[Source extract]
○ ○ ○ ○ ○ ○ ○

16. A7. Transformation, Systems and Dynamic Change

This Annex provides more detail on the Green Book definitions and use of the terms “Transformation, Systems, and Dynamic Analysis”, including how they can be taken into account in Green Book appraisal within the framework outlined in Chapters 3 and 4. It covers:

  • the definition of transformation and important characteristics of the transformational change processes

  • the interrelationship with Systems and Dynamic methods, in both the analytical research that precedes a business case and when developing a business case

  • risk and uncertainty and appraising transformational outcomes

  • Where in the policy process transformation, systems and dynamic change should be considered

  • Value for Money assessment of transformational outcomes

16.1 Definition of Transformation and roles of Systems and Dynamic considerations

While Transformation has a range of meanings in general use, it is defined more precisely for the purposes of Green Book analysis.

In Green Book terms transformational change refers to a radical permanent qualitative change in the subject being transformed, so that the subject when transformed has very different properties and behaves or operates in a different way.

In this definition permanence refers to a “practically irreversible change in a system” that causes self-sustaining internal feedback effects that result in continuing change, or a new stable state, but not reversion to the original state. This transformation persists after the initial stimulus is withdrawn. This definition excludes the less specific use of the term as sometimes applied to projects that are simply significant in terms of their costs and/or impact. A very clear statement of the logical process of change that will cause the transformation is required and it must be supported by objective evidence that recognises the uncertainties inherent in the proposition. Examples of transformation are given in the Oxford dictionary as “photochemical reactions transform the light into electrical impulses” And “London’s Docklands have been radically transformed over the last 20 years.” This goes much further than just a change in quantity, although changes in quantity can have transformational consequences. Transformation is not always a necessary result of quantitative change but on occasion where a system is close to a tipping point, small changes may cause it pass that point and to change qualitatively.

○ ○ ○ ○ ○ ○ ○

Coordinate annotation records
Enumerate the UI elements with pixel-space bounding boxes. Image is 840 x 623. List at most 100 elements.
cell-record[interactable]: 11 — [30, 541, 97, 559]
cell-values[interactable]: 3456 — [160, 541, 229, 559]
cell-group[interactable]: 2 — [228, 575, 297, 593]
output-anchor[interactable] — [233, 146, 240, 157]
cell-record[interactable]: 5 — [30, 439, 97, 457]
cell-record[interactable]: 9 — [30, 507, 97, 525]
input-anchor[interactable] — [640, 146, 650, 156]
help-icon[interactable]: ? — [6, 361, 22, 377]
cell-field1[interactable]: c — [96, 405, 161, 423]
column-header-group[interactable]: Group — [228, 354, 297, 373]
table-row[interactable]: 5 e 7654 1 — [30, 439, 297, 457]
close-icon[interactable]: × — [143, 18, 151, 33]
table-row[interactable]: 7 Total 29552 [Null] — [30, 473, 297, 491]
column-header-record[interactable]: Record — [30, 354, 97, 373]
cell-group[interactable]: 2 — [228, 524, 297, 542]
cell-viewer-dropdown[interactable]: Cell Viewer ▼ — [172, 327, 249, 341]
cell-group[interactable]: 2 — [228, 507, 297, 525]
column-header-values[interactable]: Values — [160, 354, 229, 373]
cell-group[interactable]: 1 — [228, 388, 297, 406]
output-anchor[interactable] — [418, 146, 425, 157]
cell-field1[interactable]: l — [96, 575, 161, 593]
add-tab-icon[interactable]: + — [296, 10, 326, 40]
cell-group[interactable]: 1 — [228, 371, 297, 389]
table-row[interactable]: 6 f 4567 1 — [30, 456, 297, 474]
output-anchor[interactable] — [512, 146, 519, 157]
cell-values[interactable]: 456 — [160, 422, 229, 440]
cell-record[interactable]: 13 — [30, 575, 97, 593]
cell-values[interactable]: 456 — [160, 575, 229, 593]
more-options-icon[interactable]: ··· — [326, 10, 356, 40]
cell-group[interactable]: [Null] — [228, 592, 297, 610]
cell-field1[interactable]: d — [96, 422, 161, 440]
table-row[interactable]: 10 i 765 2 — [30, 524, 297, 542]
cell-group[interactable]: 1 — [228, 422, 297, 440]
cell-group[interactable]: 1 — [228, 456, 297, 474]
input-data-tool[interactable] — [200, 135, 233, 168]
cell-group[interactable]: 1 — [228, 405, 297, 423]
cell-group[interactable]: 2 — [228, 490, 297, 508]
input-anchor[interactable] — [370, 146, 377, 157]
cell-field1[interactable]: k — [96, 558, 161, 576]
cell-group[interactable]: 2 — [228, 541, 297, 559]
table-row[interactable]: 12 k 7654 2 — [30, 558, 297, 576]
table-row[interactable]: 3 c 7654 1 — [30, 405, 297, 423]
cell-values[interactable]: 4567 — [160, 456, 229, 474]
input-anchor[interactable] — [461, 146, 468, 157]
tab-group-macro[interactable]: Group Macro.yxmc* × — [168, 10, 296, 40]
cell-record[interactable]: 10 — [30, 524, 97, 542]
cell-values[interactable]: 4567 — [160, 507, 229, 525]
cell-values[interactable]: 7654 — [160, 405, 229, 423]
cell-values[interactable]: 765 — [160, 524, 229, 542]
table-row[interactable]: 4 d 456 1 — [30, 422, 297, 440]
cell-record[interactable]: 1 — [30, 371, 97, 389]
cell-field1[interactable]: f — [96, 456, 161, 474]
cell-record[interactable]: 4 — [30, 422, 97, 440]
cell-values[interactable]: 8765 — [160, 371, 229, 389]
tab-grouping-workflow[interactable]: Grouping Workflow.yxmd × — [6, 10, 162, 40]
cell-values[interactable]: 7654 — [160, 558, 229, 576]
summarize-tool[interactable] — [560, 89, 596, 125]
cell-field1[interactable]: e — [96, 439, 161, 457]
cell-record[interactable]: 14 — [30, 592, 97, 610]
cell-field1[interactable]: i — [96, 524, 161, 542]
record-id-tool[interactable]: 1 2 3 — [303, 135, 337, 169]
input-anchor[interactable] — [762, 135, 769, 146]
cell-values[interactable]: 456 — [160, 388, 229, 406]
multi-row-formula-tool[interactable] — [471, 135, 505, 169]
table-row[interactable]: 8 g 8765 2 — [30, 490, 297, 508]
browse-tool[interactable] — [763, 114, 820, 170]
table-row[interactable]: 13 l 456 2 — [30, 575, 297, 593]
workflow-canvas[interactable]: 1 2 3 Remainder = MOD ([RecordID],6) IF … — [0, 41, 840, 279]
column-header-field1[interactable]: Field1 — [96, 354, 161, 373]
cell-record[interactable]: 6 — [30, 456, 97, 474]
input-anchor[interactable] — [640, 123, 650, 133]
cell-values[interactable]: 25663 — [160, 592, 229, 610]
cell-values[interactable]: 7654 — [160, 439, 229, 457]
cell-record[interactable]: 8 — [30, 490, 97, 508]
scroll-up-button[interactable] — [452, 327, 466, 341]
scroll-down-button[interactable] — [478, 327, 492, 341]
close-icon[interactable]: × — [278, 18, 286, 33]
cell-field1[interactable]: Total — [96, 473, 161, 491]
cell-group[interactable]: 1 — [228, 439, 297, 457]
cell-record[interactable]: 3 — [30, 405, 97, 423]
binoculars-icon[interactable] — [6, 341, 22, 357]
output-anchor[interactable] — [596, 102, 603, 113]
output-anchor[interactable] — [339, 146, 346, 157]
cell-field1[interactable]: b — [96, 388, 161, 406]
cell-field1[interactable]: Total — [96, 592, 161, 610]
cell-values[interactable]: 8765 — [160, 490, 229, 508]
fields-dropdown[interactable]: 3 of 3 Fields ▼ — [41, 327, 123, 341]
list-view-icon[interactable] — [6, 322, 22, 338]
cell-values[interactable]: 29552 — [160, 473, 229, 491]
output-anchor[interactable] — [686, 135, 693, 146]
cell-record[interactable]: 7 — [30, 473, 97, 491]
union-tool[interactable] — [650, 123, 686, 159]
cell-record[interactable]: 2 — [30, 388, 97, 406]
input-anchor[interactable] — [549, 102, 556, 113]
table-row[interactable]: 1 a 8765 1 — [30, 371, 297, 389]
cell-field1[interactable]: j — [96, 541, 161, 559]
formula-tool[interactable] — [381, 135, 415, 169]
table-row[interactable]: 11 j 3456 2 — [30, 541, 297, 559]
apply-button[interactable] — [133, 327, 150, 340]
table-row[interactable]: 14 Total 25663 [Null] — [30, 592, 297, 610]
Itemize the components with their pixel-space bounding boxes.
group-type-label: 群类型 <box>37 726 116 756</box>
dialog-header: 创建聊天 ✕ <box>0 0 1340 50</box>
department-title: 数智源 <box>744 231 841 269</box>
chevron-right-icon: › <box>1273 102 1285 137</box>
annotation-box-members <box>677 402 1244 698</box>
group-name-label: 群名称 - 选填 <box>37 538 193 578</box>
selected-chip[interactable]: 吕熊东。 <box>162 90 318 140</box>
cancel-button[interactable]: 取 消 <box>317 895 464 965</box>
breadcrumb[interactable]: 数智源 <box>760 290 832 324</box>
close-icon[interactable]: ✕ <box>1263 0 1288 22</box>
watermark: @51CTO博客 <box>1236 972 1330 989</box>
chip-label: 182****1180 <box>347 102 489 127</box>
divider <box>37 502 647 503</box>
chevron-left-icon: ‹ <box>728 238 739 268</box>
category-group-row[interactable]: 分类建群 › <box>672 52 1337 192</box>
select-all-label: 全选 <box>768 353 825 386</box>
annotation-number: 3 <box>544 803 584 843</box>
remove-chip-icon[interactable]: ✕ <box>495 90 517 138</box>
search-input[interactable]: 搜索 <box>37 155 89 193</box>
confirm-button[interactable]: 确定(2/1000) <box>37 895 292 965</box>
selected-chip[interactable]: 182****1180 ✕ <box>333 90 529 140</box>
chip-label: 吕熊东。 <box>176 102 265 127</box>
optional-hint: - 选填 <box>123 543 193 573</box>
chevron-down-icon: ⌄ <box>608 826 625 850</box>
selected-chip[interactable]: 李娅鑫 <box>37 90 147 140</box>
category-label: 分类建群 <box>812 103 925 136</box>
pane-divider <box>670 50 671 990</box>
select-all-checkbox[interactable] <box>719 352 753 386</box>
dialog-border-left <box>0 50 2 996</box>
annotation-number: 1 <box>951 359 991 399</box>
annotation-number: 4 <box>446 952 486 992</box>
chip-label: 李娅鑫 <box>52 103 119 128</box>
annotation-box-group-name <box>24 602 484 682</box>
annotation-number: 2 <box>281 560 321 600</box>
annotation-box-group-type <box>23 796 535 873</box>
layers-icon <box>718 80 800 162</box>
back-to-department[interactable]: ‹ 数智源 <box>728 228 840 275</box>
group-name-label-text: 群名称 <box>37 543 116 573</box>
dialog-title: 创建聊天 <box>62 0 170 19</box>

○ ○ ○ ○ ○ ○ ○

[Exercise set]
• 1. In the Green Book annex, which dictionary supplies the examples of transformation?
• 2. Rewrite the Green Book annex starting with "In Green Book terms" and going on through "a different way.", putting "fundamental" in place of "radical".
These records aren't required.

[Final results]
• 1. The Oxford dictionary.

• 2.
In Green Book terms transformational change refers to a fundamental permanent qualitative change in the subject being transformed, so that the subject when transformed has very different properties and behaves or operates in a different way.